> **Aim of the exercise**:
List each line of the data that holds the word "amount".

> **Source records**:
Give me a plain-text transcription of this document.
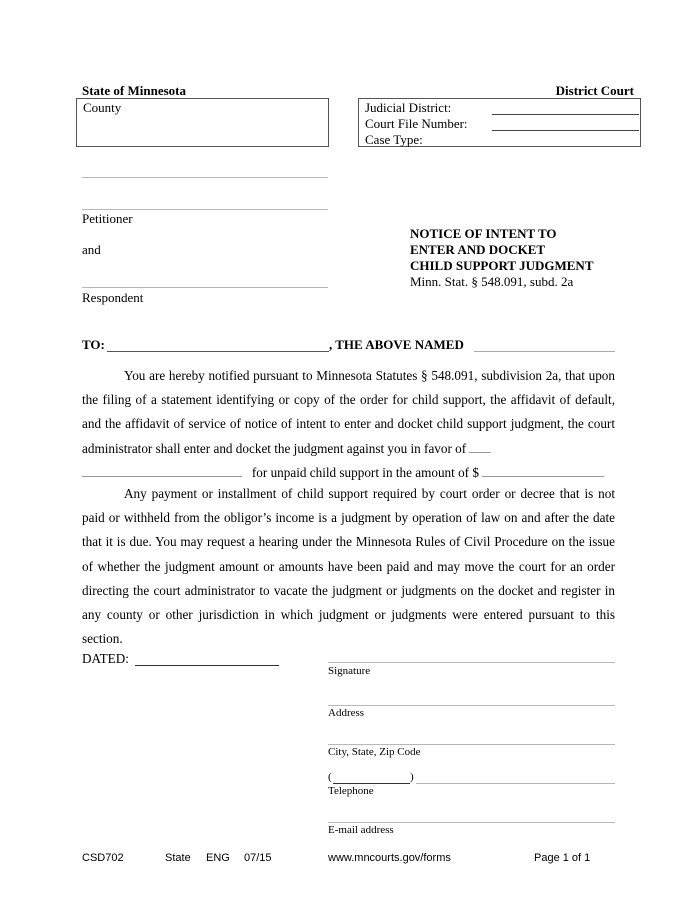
State of Minnesota	District Court
County	Judicial District:
Court File Number:
Case Type:
Petitioner
and
Respondent
NOTICE OF INTENT TO
ENTER AND DOCKET
CHILD SUPPORT JUDGMENT
Minn. Stat. § 548.091, subd. 2a
TO:	, THE ABOVE NAMED
You are hereby notified pursuant to Minnesota Statutes § 548.091, subdivision 2a, that upon the filing of a statement identifying or copy of the order for child support, the affidavit of default, and the affidavit of service of notice of intent to enter and docket child support judgment, the court administrator shall enter and docket the judgment against you in favor of
for unpaid child support in the amount of $
Any payment or installment of child support required by court order or decree that is not paid or withheld from the obligor’s income is a judgment by operation of law on and after the date that it is due. You may request a hearing under the Minnesota Rules of Civil Procedure on the issue of whether the judgment amount or amounts have been paid and may move the court for an order directing the court administrator to vacate the judgment or judgments on the docket and register in any county or other jurisdiction in which judgment or judgments were entered pursuant to this section.
DATED:
Signature
Address
City, State, Zip Code
(	)
Telephone
E-mail address
CSD702	State ENG 07/15	www.mncourts.gov/forms	Page 1 of 1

> **Reply**:
for unpaid child support in the amount of $
Any payment or installment of child support required by court order or decree that is not paid or withheld from the obligor’s income is a judgment by operation of law on and after the date that it is due. You may request a hearing under the Minnesota Rules of Civil Procedure on the issue of whether the judgment amount or amounts have been paid and may move the court for an order directing the court administrator to vacate the judgment or judgments on the docket and register in any county or other jurisdiction in which judgment or judgments were entered pursuant to this section.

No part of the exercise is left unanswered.